[Source data]
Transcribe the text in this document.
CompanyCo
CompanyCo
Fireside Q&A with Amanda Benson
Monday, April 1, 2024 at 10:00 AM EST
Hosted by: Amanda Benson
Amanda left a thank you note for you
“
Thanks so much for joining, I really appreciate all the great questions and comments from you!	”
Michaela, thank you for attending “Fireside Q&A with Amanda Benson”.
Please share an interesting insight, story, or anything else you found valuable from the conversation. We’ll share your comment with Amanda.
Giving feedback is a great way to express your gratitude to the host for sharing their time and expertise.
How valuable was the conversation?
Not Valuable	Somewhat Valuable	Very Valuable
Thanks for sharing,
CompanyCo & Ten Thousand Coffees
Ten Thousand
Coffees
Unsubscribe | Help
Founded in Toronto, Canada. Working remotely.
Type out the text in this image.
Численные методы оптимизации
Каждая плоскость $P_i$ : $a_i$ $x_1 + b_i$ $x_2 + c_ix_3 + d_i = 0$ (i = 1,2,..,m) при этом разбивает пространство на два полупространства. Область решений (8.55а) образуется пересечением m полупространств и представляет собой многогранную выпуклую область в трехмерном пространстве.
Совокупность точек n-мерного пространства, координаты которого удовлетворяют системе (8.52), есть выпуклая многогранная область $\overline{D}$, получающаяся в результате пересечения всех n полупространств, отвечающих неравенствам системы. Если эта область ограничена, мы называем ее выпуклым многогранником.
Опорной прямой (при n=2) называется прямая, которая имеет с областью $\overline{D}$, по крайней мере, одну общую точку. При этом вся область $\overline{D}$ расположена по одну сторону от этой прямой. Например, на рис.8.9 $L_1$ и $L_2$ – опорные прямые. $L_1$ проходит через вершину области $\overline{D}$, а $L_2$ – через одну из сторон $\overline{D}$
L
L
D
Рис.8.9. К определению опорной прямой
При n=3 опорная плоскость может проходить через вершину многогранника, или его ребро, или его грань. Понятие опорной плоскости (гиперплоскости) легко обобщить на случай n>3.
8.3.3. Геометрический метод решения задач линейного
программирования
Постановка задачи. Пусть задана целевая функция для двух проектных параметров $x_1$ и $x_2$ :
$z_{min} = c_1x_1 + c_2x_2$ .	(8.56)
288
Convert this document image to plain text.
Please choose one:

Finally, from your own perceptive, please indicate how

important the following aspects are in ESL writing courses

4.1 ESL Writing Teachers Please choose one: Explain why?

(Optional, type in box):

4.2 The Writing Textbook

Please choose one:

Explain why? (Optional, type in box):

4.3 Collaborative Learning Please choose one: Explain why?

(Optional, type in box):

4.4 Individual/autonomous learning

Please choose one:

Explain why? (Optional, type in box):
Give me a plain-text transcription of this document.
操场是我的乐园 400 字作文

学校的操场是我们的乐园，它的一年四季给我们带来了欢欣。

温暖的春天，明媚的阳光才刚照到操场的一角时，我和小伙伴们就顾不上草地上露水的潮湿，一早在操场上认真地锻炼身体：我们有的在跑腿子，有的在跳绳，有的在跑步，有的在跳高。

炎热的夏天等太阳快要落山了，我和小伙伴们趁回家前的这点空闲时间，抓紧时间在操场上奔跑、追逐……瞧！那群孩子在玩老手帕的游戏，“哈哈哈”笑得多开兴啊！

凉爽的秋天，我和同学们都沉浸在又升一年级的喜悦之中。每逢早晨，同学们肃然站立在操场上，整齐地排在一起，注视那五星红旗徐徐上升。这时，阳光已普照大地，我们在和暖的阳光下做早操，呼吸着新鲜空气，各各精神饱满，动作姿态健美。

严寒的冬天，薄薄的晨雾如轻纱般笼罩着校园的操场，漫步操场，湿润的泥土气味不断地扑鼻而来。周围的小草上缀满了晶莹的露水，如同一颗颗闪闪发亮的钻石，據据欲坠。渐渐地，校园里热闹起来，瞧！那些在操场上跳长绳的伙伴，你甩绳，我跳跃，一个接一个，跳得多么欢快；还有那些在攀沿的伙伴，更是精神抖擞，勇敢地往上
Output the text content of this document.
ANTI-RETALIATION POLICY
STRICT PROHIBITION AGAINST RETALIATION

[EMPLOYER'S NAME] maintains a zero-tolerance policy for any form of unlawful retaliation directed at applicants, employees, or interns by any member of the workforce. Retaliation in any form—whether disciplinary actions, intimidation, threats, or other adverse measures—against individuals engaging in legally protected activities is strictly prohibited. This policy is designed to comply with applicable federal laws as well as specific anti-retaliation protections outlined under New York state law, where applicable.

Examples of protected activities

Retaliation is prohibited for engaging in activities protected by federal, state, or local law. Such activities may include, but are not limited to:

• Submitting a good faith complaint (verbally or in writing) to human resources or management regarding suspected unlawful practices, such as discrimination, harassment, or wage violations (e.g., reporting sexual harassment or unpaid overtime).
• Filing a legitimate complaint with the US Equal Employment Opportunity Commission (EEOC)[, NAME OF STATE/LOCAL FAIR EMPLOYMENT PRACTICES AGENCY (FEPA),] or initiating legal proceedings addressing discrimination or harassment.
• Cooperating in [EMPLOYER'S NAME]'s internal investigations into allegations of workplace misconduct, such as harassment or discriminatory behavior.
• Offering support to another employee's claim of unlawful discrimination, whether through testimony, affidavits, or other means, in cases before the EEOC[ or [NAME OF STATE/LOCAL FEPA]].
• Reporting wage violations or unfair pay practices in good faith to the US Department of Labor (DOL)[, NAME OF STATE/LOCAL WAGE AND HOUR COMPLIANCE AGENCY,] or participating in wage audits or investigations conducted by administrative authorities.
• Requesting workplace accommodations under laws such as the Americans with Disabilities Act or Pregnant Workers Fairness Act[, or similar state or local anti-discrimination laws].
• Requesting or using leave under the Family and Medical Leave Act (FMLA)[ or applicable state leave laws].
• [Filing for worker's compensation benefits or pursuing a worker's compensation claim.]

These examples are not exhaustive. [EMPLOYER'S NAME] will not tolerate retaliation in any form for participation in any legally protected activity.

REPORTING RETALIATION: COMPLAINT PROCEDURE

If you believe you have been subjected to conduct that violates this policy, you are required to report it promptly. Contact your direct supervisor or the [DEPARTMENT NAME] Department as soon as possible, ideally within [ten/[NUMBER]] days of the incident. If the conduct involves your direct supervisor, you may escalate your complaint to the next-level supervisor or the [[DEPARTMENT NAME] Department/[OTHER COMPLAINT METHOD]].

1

> PROBLEM DESCRIPTION:
Identify each line in the records above containing the word "Requesting"; copy those lines.

> EXERCISE OUTPUT:
• Requesting workplace accommodations under laws such as the Americans with Disabilities Act or Pregnant Workers Fairness Act[, or similar state or local anti-discrimination laws].
• Requesting or using leave under the Family and Medical Leave Act (FMLA)[ or applicable state leave laws].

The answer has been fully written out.